** Instructions for the task **
Only the number is wanted: how many lines hold the word "dragon"?

(Extracted data entries)
┄┄┄┄┄┄

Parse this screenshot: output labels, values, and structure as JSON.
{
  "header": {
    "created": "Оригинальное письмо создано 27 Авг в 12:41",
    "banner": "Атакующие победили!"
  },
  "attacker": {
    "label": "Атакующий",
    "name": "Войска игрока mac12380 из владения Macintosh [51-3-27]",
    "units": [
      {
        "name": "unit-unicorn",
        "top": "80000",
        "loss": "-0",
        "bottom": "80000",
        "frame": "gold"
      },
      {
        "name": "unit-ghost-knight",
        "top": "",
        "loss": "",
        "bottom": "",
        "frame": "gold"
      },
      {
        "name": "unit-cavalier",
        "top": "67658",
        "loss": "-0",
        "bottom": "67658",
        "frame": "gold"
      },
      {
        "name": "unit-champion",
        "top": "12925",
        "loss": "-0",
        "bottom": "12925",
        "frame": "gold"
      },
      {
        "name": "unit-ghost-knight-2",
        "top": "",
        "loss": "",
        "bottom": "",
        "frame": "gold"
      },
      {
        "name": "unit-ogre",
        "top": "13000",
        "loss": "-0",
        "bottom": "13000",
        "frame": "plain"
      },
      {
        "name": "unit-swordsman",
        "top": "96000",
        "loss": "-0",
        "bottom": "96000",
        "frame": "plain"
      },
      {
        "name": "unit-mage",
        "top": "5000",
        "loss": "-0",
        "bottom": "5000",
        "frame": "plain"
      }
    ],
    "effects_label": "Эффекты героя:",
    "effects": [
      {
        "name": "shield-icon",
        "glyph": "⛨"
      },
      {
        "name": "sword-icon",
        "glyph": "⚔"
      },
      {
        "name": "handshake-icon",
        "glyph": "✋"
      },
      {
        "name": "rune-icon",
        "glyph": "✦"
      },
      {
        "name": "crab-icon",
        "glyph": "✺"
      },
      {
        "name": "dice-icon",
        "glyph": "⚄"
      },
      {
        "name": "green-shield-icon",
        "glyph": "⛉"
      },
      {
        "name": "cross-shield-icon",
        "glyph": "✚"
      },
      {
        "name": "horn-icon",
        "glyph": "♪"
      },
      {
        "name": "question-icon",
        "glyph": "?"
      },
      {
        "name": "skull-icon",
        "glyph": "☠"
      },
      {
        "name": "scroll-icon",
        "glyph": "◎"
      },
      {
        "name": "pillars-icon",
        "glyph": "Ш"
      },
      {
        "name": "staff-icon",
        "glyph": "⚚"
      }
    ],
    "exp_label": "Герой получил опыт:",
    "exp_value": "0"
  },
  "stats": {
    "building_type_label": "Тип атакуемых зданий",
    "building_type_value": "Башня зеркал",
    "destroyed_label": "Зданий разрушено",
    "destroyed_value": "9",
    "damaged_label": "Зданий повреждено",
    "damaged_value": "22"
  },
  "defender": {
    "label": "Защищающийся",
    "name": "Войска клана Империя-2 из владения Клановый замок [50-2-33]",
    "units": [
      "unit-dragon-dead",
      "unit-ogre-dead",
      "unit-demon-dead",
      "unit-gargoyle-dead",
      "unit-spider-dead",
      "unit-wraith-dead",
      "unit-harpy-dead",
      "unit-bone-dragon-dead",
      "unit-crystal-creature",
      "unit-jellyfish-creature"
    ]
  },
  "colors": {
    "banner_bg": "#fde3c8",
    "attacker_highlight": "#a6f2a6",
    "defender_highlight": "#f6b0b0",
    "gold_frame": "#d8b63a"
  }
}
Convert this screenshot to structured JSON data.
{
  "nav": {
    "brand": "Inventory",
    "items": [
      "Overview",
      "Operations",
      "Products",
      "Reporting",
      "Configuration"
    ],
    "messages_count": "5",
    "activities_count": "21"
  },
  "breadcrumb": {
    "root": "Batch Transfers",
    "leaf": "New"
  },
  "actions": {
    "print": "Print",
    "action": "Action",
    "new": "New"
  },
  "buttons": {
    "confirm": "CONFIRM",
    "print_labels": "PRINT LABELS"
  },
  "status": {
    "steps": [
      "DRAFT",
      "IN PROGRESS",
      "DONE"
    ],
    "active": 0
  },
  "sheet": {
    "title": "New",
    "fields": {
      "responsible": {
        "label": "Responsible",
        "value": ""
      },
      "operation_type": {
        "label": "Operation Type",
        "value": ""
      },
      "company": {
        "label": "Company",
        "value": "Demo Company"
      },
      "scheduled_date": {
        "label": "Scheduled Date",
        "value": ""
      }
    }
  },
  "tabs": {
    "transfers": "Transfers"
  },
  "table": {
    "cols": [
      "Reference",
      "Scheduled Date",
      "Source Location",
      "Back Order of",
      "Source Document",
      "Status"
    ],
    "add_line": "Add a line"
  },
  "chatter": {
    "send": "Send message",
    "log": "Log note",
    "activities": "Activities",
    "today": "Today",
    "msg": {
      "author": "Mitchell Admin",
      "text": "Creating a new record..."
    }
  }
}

┄┄┄┄┄┄

** Result of this exercise **
2